## TASK GOAL
State how many lines in the listing below include the word "共享物品". Give nothing but the number.

┄┄┄┄┄┄┄┄┄┄┄┄┄┄┄┄┄┄┄┄

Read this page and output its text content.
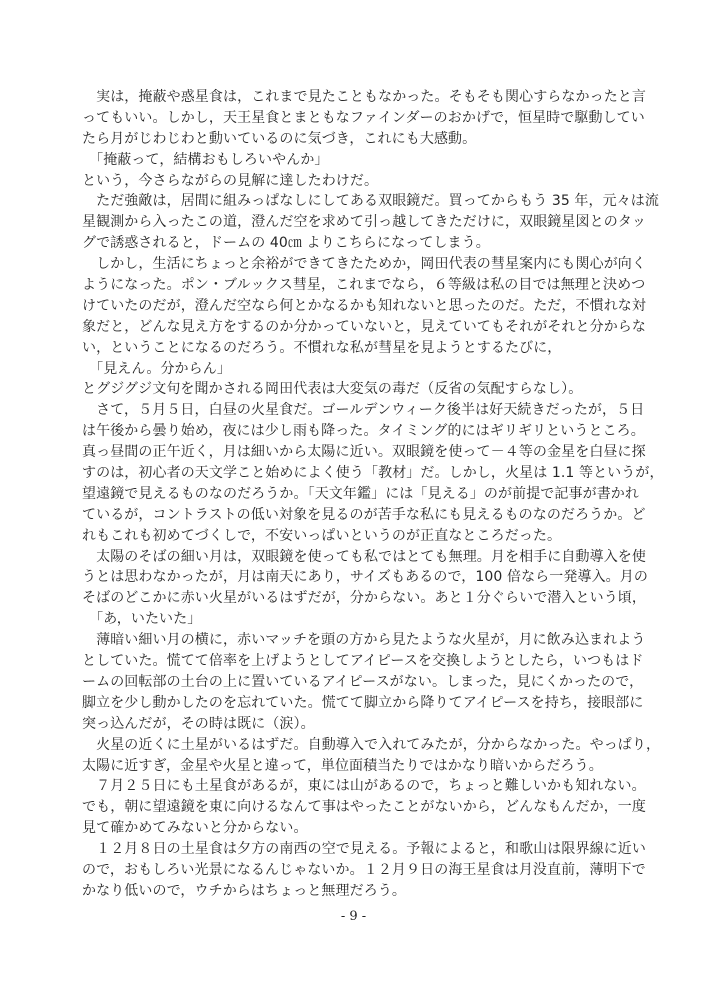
　実は，掩蔽や惑星食は，これまで見たこともなかった。そもそも関心すらなかったと言
ってもいい。しかし，天王星食とまともなファインダーのおかげで，恒星時で駆動してい
たら月がじわじわと動いているのに気づき，これにも大感動。
　「掩蔽って，結構おもしろいやんか」
という，今さらながらの見解に達したわけだ。
　ただ強敵は，居間に組みっぱなしにしてある双眼鏡だ。買ってからもう 35 年，元々は流
星観測から入ったこの道，澄んだ空を求めて引っ越してきただけに，双眼鏡星図とのタッ
グで誘惑されると，ドームの 40㎝ よりこちらになってしまう。
　しかし，生活にちょっと余裕ができてきたためか，岡田代表の彗星案内にも関心が向く
ようになった。ポン・ブルックス彗星，これまでなら，６等級は私の目では無理と決めつ
けていたのだが，澄んだ空なら何とかなるかも知れないと思ったのだ。ただ，不慣れな対
象だと，どんな見え方をするのか分かっていないと，見えていてもそれがそれと分からな
い，ということになるのだろう。不慣れな私が彗星を見ようとするたびに，
　「見えん。分からん」
とグジグジ文句を聞かされる岡田代表は大変気の毒だ（反省の気配すらなし）。
　さて，５月５日，白昼の火星食だ。ゴールデンウィーク後半は好天続きだったが，５日
は午後から曇り始め，夜には少し雨も降った。タイミング的にはギリギリというところ。
真っ昼間の正午近く，月は細いから太陽に近い。双眼鏡を使って－４等の金星を白昼に探
すのは，初心者の天文学こと始めによく使う「教材」だ。しかし，火星は 1.1 等というが，
望遠鏡で見えるものなのだろうか。「天文年鑑」には「見える」のが前提で記事が書かれ
ているが，コントラストの低い対象を見るのが苦手な私にも見えるものなのだろうか。ど
れもこれも初めてづくしで，不安いっぱいというのが正直なところだった。
　太陽のそばの細い月は，双眼鏡を使っても私ではとても無理。月を相手に自動導入を使
うとは思わなかったが，月は南天にあり，サイズもあるので，100 倍なら一発導入。月の
そばのどこかに赤い火星がいるはずだが，分からない。あと１分ぐらいで潜入という頃，
　「あ，いたいた」
　薄暗い細い月の横に，赤いマッチを頭の方から見たような火星が，月に飲み込まれよう
としていた。慌てて倍率を上げようとしてアイピースを交換しようとしたら，いつもはド
ームの回転部の土台の上に置いているアイピースがない。しまった，見にくかったので，
脚立を少し動かしたのを忘れていた。慌てて脚立から降りてアイピースを持ち，接眼部に
突っ込んだが，その時は既に（涙）。
　火星の近くに土星がいるはずだ。自動導入で入れてみたが，分からなかった。やっぱり，
太陽に近すぎ，金星や火星と違って，単位面積当たりではかなり暗いからだろう。
　７月２５日にも土星食があるが，東には山があるので，ちょっと難しいかも知れない。
でも，朝に望遠鏡を東に向けるなんて事はやったことがないから，どんなもんだか，一度
見て確かめてみないと分からない。
　１２月８日の土星食は夕方の南西の空で見える。予報によると，和歌山は限界線に近い
ので，おもしろい光景になるんじゃないか。１２月９日の海王星食は月没直前，薄明下で
かなり低いので，ウチからはちょっと無理だろう。
- 9 -
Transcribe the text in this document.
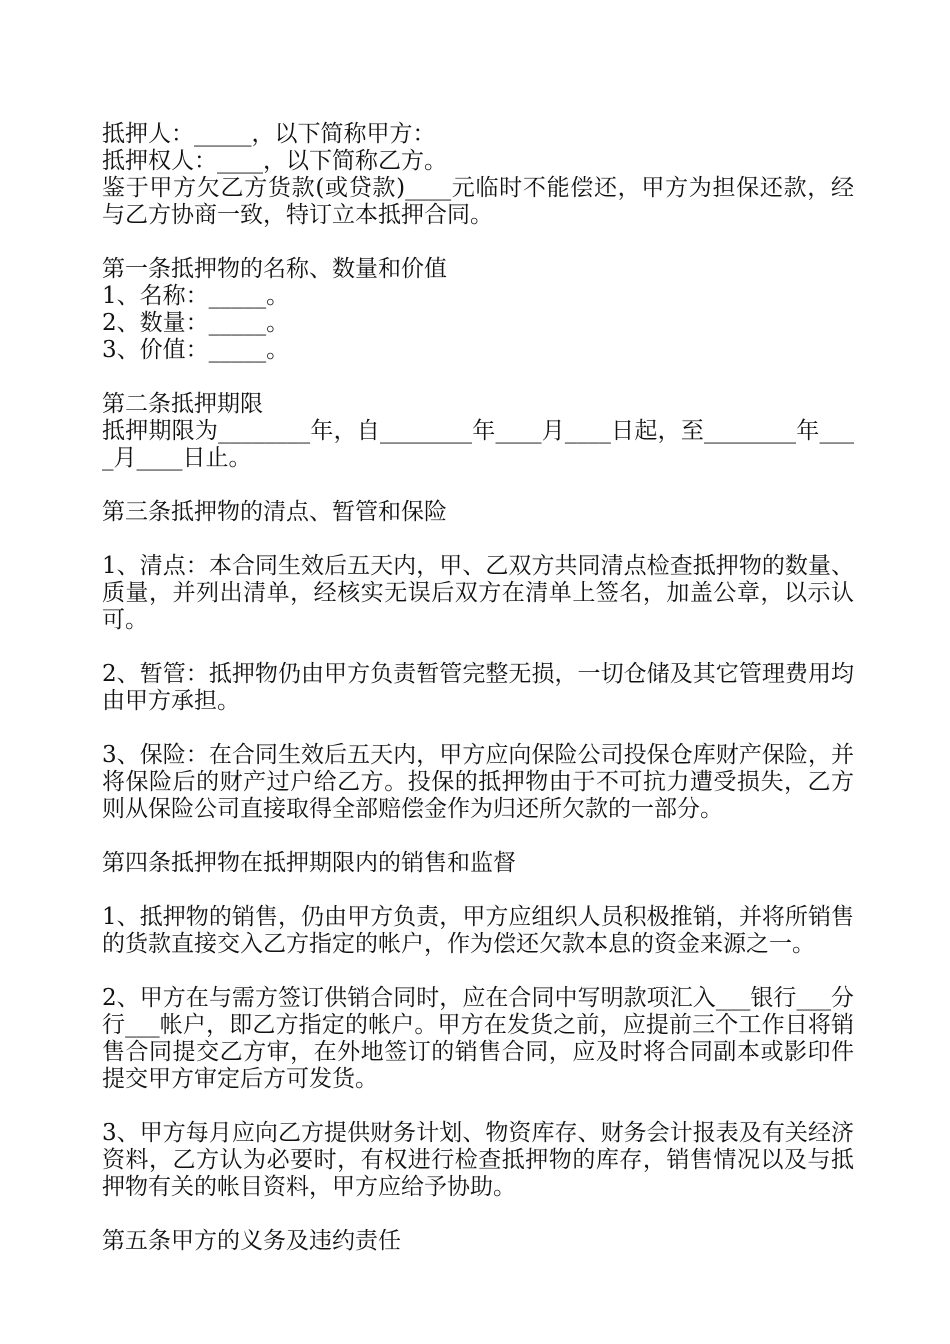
抵押人：_____，以下简称甲方：

抵押权人：____，以下简称乙方。

鉴于甲方欠乙方货款(或贷款)____元临时不能偿还，甲方为担保还款，经与乙方协商一致，特订立本抵押合同。

第一条抵押物的名称、数量和价值

1、名称：_____。

2、数量：_____。

3、价值：_____。

第二条抵押期限

抵押期限为________年，自________年____月____日起，至________年____月____日止。

第三条抵押物的清点、暂管和保险

1、清点：本合同生效后五天内，甲、乙双方共同清点检查抵押物的数量、质量，并列出清单，经核实无误后双方在清单上签名，加盖公章，以示认可。

2、暂管：抵押物仍由甲方负责暂管完整无损，一切仓储及其它管理费用均由甲方承担。

3、保险：在合同生效后五天内，甲方应向保险公司投保仓库财产保险，并将保险后的财产过户给乙方。投保的抵押物由于不可抗力遭受损失，乙方则从保险公司直接取得全部赔偿金作为归还所欠款的一部分。

第四条抵押物在抵押期限内的销售和监督

1、抵押物的销售，仍由甲方负责，甲方应组织人员积极推销，并将所销售的货款直接交入乙方指定的帐户，作为偿还欠款本息的资金来源之一。

2、甲方在与需方签订供销合同时，应在合同中写明款项汇入___银行___分行___帐户，即乙方指定的帐户。甲方在发货之前，应提前三个工作日将销售合同提交乙方审，在外地签订的销售合同，应及时将合同副本或影印件提交甲方审定后方可发货。

3、甲方每月应向乙方提供财务计划、物资库存、财务会计报表及有关经济资料，乙方认为必要时，有权进行检查抵押物的库存，销售情况以及与抵押物有关的帐目资料，甲方应给予协助。

第五条甲方的义务及违约责任
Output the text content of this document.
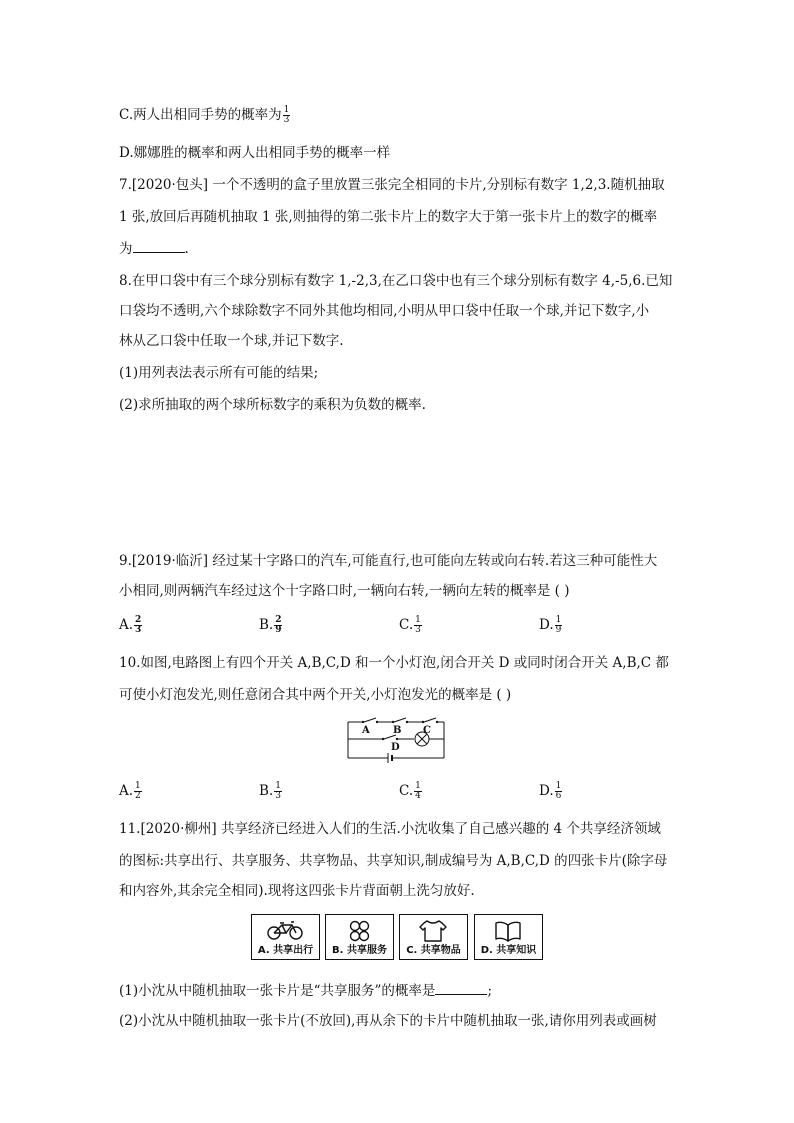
C.两人出相同手势的概率为 $\frac{1}{3}$
D.娜娜胜的概率和两人出相同手势的概率一样
7.[2020·包头] 一个不透明的盒子里放置三张完全相同的卡片,分别标有数字 1,2,3.随机抽取
1 张,放回后再随机抽取 1 张,则抽得的第二张卡片上的数字大于第一张卡片上的数字的概率
为	.
8.在甲口袋中有三个球分别标有数字 1,-2,3,在乙口袋中也有三个球分别标有数字 4,-5,6.已知
口袋均不透明,六个球除数字不同外其他均相同,小明从甲口袋中任取一个球,并记下数字,小
林从乙口袋中任取一个球,并记下数字.
(1)用列表法表示所有可能的结果;
(2)求所抽取的两个球所标数字的乘积为负数的概率.
9.[2019·临沂] 经过某十字路口的汽车,可能直行,也可能向左转或向右转.若这三种可能性大
小相同,则两辆汽车经过这个十字路口时,一辆向右转,一辆向左转的概率是 ( )
A. $\frac{2}{3}$	B. $\frac{2}{9}$	C. $\frac{1}{3}$	D. $\frac{1}{9}$
10.如图,电路图上有四个开关 A,B,C,D 和一个小灯泡,闭合开关 D 或同时闭合开关 A,B,C 都
可使小灯泡发光,则任意闭合其中两个开关,小灯泡发光的概率是 ( )
A B C
D
A. $\frac{1}{2}$	B. $\frac{1}{3}$	C. $\frac{1}{4}$	D. $\frac{1}{6}$
11.[2020·柳州] 共享经济已经进入人们的生活.小沈收集了自己感兴趣的 4 个共享经济领域
的图标:共享出行、共享服务、共享物品、共享知识,制成编号为 A,B,C,D 的四张卡片(除字母
和内容外,其余完全相同).现将这四张卡片背面朝上洗匀放好.
A. 共享出行	B. 共享服务	C. 共享物品	D. 共享知识
(1)小沈从中随机抽取一张卡片是“共享服务”的概率是	;
(2)小沈从中随机抽取一张卡片(不放回),再从余下的卡片中随机抽取一张,请你用列表或画树
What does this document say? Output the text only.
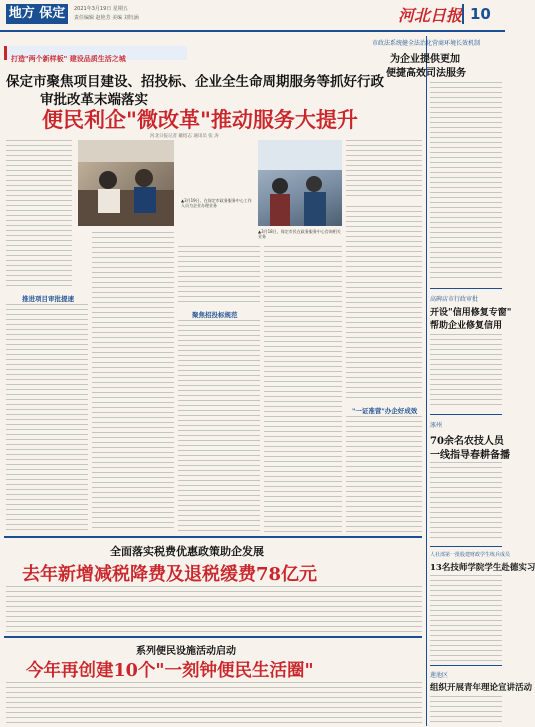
地方 保定	2021年3月19日 星期五
责任编辑 赵艳芳 美编 刘钰涵	河北日报 10
打造"两个新样板" 建设品质生活之城
保定市聚焦项目建设、招投标、企业全生命周期服务等抓好行政
审批改革末端落实
便民利企"微改革"推动服务大提升
河北日报记者 戴绍志 通讯员 张 涛
▲3月19日，在保定市政务服务中心工作人员为企业办理业务
▲3月18日，保定市民在政务服务中心咨询相关业务
推进项目审批提速
聚焦招投标规范
"一证准营"办企好成效
市政法系统健全法治化营商环境长效机制
为企业提供更加
便捷高效司法服务
高碑店市行政审批
开设"信用修复专窗"
帮助企业修复信用
涿州
70余名农技人员
一线指导春耕备播
人社部第一批股建财政学生练兵成员
13名技师学院学生赴德实习
莲池区
组织开展青年理论宣讲活动
全面落实税费优惠政策助企发展
去年新增减税降费及退税缓费78亿元
系列便民设施活动启动
今年再创建10个"一刻钟便民生活圈"
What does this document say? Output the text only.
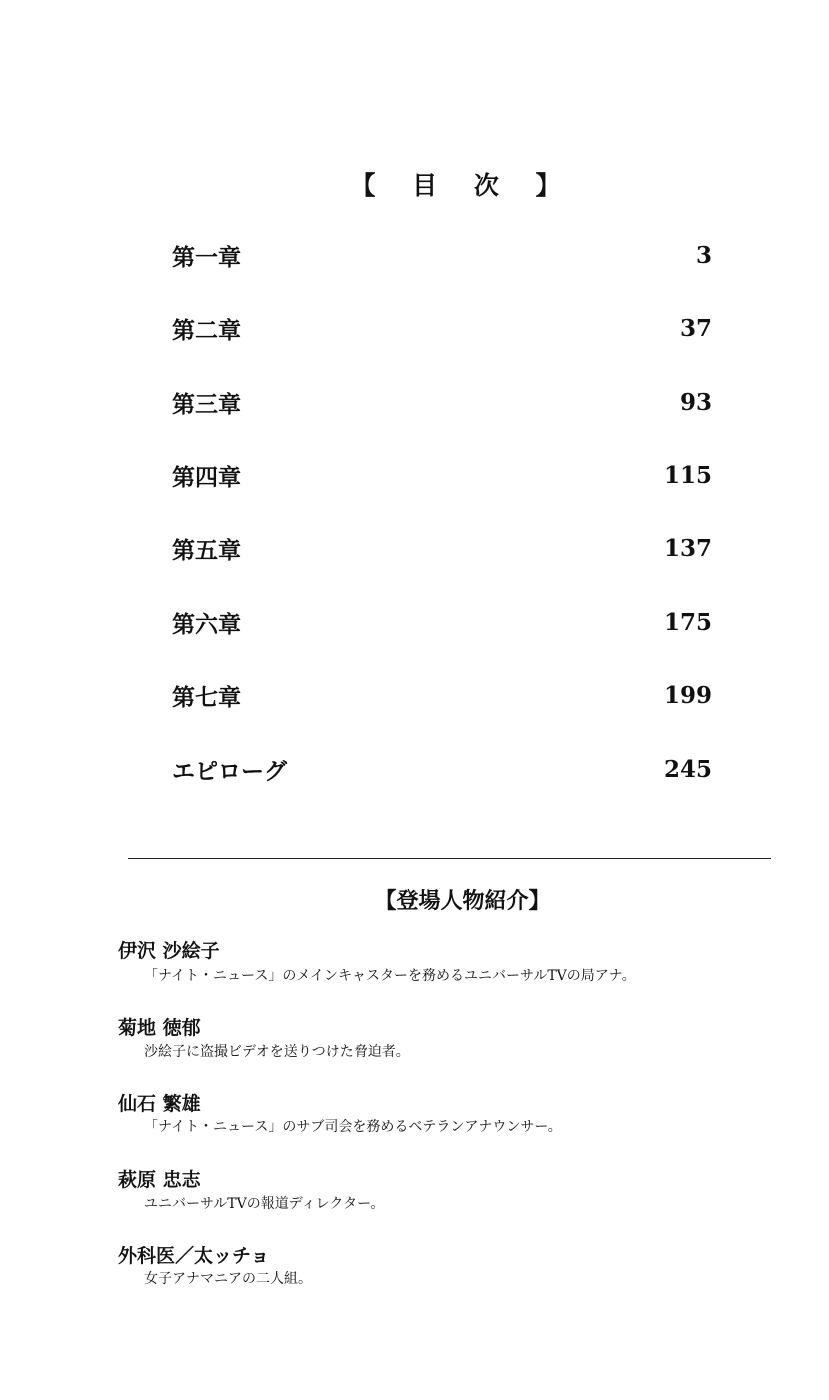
【 目 次 】
第一章	3
第二章	37
第三章	93
第四章	115
第五章	137
第六章	175
第七章	199
エピローグ	245
【登場人物紹介】
伊沢 沙絵子
「ナイト・ニュース」のメインキャスターを務めるユニバーサルTVの局アナ。
菊地 徳郁
沙絵子に盗撮ビデオを送りつけた脅迫者。
仙石 繁雄
「ナイト・ニュース」のサブ司会を務めるベテランアナウンサー。
萩原 忠志
ユニバーサルTVの報道ディレクター。
外科医／太ッチョ
女子アナマニアの二人組。
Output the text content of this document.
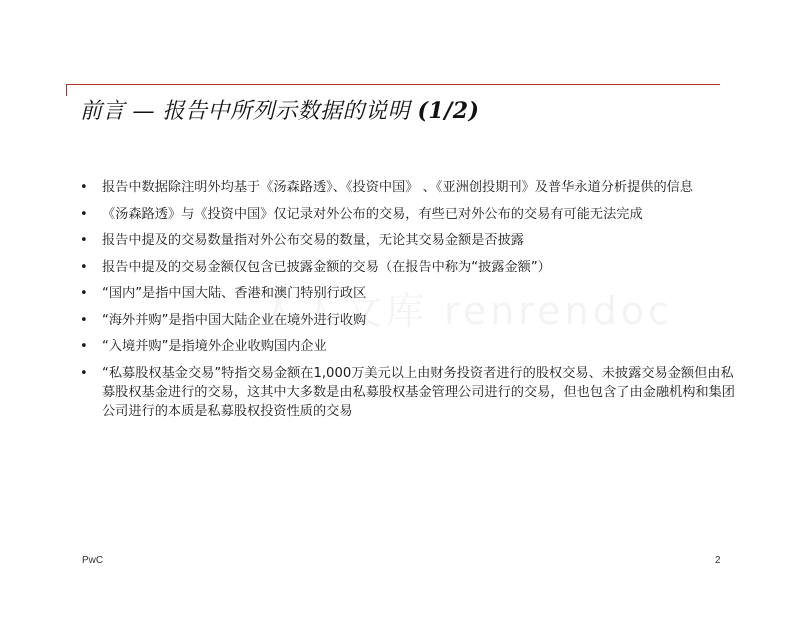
前言 — 报告中所列示数据的说明 (1/2)
• 报告中数据除注明外均基于《汤森路透》、《投资中国》 、《亚洲创投期刊》及普华永道分析提供的信息
• 《汤森路透》与《投资中国》仅记录对外公布的交易，有些已对外公布的交易有可能无法完成
• 报告中提及的交易数量指对外公布交易的数量，无论其交易金额是否披露
• 报告中提及的交易金额仅包含已披露金额的交易（在报告中称为“披露金额”）
• “国内”是指中国大陆、香港和澳门特别行政区
• “海外并购”是指中国大陆企业在境外进行收购
• “入境并购”是指境外企业收购国内企业
• “私募股权基金交易”特指交易金额在1,000万美元以上由财务投资者进行的股权交易、未披露交易金额但由私募股权基金进行的交易，这其中大多数是由私募股权基金管理公司进行的交易，但也包含了由金融机构和集团公司进行的本质是私募股权投资性质的交易
PwC	2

┄┄┄┄┄┄┄┄┄┄┄┄┄┄┄┄┄┄┄┄

## ANSWER TO THE PROBLEM
2